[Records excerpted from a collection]
..........
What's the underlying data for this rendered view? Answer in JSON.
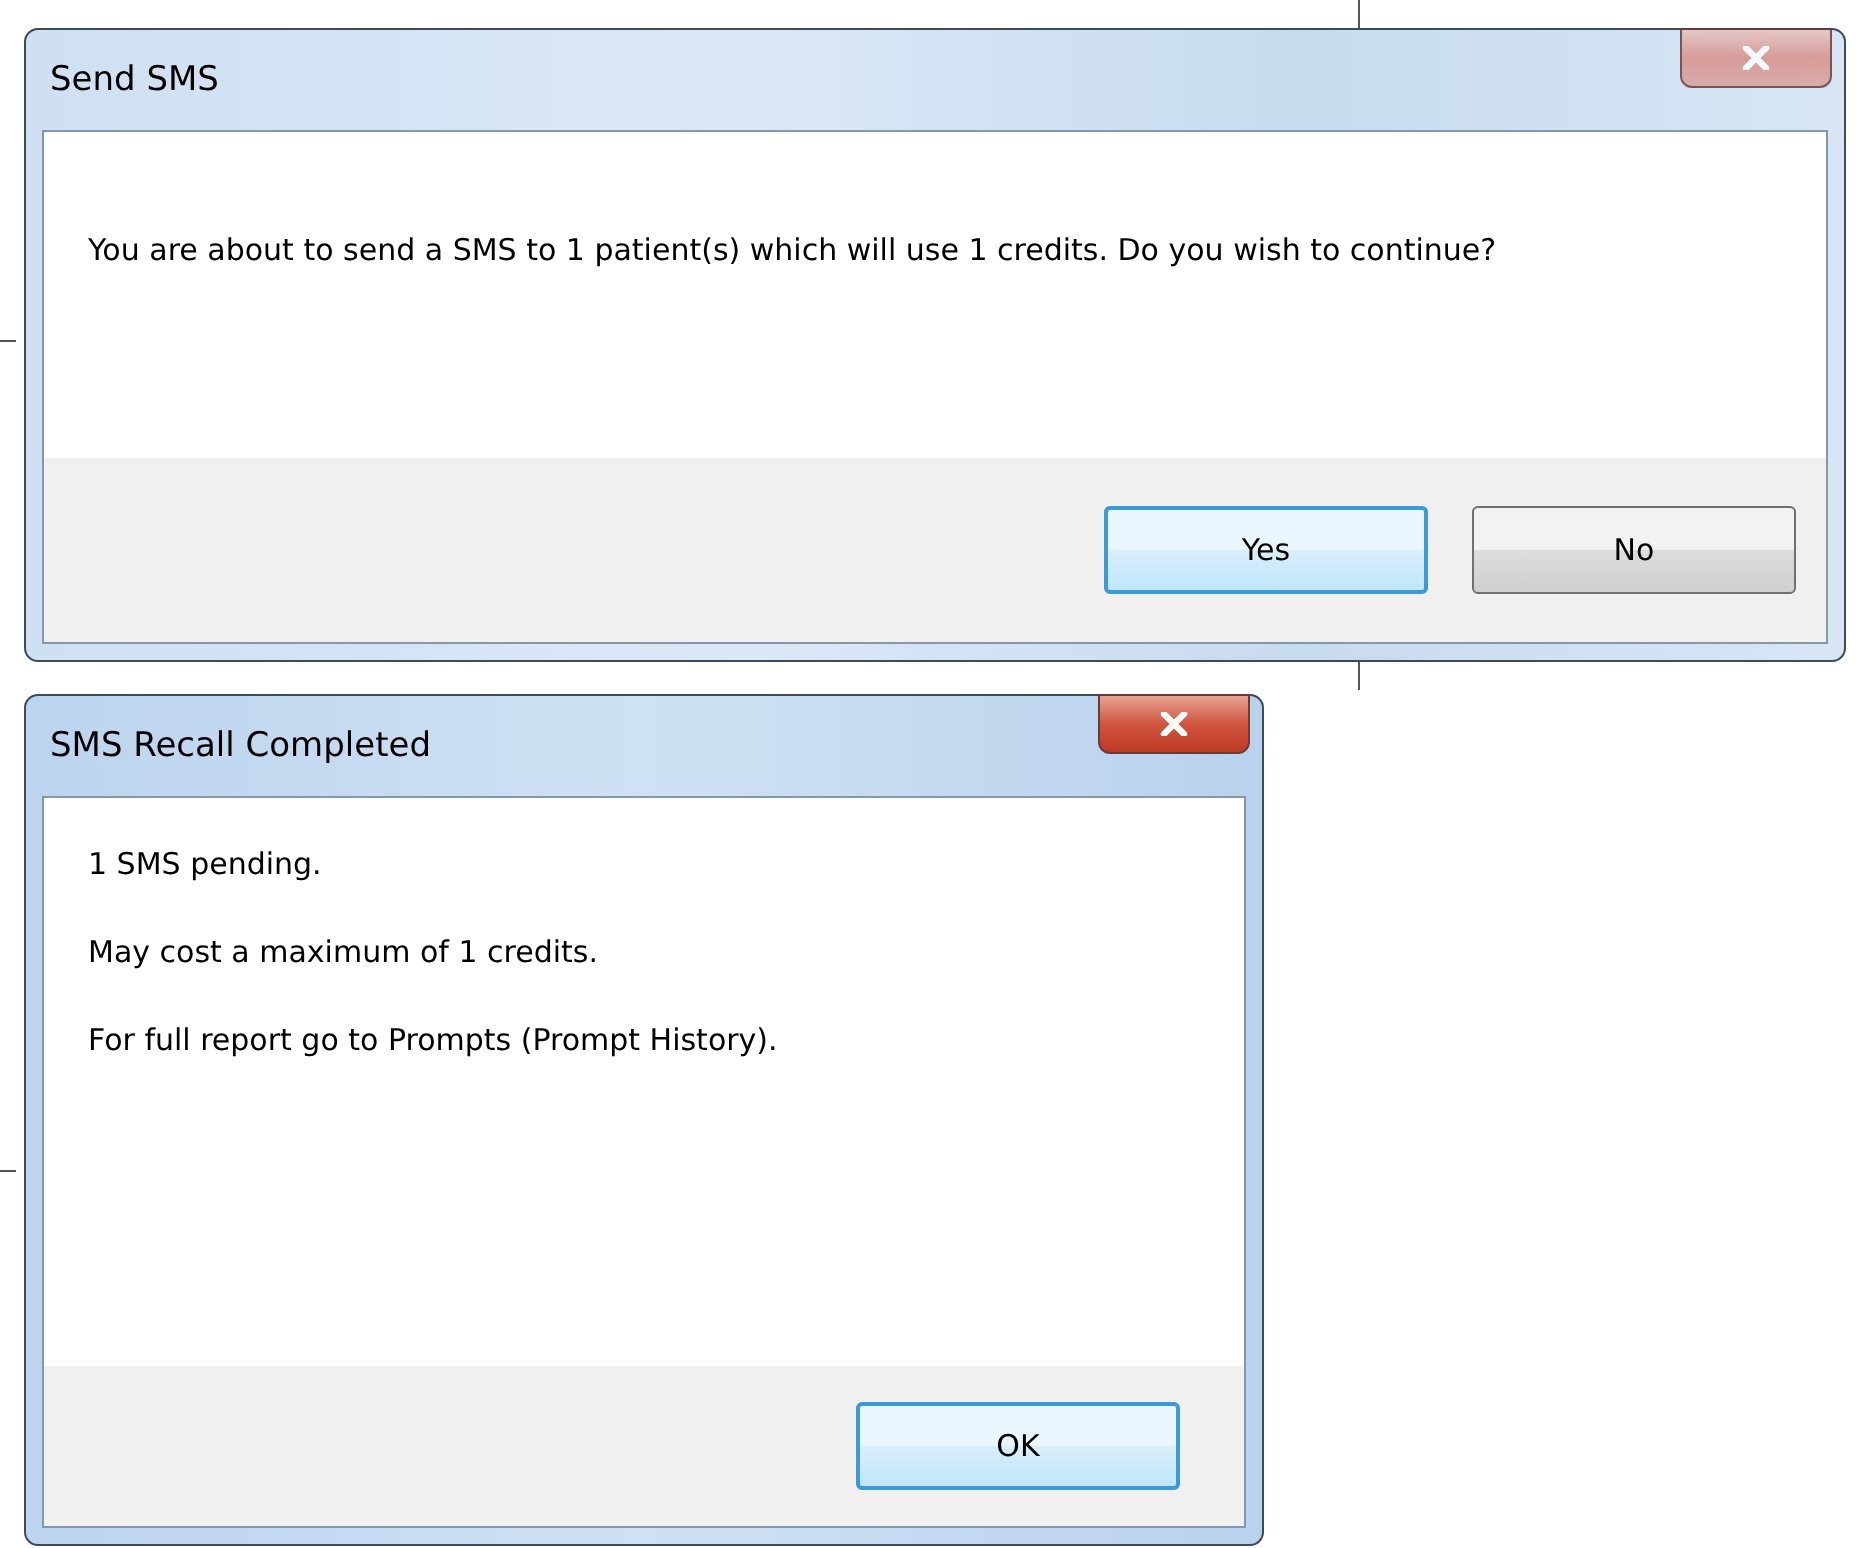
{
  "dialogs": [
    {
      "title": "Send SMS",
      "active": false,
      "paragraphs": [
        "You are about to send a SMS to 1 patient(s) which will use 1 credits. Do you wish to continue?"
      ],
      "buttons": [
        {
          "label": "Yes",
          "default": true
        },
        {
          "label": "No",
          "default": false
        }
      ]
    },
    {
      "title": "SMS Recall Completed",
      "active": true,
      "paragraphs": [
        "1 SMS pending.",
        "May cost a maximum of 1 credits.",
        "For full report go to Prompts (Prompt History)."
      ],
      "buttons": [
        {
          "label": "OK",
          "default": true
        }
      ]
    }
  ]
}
..........
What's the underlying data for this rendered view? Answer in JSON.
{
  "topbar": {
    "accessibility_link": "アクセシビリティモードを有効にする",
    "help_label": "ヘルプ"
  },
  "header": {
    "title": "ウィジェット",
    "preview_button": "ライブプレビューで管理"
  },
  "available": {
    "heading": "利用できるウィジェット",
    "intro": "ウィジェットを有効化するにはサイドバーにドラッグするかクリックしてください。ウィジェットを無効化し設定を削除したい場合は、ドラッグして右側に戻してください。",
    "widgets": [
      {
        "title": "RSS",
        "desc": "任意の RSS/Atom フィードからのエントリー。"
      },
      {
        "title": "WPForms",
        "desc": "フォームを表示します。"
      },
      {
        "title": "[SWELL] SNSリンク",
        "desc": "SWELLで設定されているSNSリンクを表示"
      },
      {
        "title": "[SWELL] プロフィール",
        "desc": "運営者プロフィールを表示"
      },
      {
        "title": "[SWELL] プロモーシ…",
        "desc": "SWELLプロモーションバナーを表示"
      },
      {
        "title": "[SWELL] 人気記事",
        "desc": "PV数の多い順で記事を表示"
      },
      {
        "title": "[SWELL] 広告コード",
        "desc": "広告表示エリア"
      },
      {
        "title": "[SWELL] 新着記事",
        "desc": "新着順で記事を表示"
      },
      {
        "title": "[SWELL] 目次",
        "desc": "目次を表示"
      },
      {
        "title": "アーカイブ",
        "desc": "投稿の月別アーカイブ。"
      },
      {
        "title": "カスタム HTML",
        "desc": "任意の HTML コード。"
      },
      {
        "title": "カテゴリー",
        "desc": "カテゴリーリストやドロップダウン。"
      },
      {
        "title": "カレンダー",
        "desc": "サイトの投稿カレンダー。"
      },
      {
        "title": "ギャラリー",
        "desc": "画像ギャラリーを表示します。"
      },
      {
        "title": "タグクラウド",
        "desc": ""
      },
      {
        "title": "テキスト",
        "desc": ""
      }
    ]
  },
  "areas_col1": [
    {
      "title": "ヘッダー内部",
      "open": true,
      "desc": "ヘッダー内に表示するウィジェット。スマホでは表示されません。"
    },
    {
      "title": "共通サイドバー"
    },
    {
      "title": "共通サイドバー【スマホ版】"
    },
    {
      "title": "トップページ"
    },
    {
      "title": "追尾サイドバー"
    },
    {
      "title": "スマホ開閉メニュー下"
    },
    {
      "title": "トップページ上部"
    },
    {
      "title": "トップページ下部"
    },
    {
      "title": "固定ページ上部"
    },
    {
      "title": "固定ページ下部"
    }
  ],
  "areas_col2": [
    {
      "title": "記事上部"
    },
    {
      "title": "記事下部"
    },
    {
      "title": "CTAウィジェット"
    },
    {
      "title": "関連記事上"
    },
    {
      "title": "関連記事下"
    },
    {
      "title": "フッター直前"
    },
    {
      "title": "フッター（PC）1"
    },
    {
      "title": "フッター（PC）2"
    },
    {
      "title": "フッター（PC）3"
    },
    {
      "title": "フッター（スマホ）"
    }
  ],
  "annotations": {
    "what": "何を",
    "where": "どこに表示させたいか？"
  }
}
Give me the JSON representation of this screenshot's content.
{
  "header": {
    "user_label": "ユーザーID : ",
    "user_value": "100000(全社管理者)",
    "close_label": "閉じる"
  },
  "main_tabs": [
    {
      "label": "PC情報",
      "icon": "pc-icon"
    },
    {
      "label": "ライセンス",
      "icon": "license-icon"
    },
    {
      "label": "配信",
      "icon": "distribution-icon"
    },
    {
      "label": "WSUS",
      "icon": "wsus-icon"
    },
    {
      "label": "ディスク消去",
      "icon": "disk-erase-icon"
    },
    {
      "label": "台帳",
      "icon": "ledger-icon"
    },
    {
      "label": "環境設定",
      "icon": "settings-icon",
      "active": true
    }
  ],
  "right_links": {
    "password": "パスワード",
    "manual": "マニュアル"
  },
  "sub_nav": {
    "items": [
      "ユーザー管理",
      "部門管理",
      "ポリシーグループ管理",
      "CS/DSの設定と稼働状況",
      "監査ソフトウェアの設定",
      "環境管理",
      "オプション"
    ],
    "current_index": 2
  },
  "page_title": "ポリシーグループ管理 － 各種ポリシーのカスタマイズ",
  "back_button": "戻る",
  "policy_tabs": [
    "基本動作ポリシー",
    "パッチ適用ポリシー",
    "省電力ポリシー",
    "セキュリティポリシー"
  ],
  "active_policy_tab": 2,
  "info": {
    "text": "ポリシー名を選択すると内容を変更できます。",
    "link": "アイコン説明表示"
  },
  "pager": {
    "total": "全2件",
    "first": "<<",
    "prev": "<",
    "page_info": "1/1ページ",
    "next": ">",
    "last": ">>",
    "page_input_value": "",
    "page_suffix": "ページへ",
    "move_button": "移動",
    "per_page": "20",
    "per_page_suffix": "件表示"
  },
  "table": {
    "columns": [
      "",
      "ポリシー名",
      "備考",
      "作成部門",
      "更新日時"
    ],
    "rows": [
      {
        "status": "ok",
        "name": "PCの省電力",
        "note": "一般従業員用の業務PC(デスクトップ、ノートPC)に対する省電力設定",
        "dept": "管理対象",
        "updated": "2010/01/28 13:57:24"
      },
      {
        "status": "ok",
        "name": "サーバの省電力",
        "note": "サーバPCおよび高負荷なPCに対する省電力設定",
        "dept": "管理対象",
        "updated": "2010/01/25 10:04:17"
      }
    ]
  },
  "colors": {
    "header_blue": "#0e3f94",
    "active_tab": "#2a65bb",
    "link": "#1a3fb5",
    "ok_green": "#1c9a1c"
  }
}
..........
*Set task*
Find every line holding the word "updated"; give their count and nothing else.

*Problem solution*
2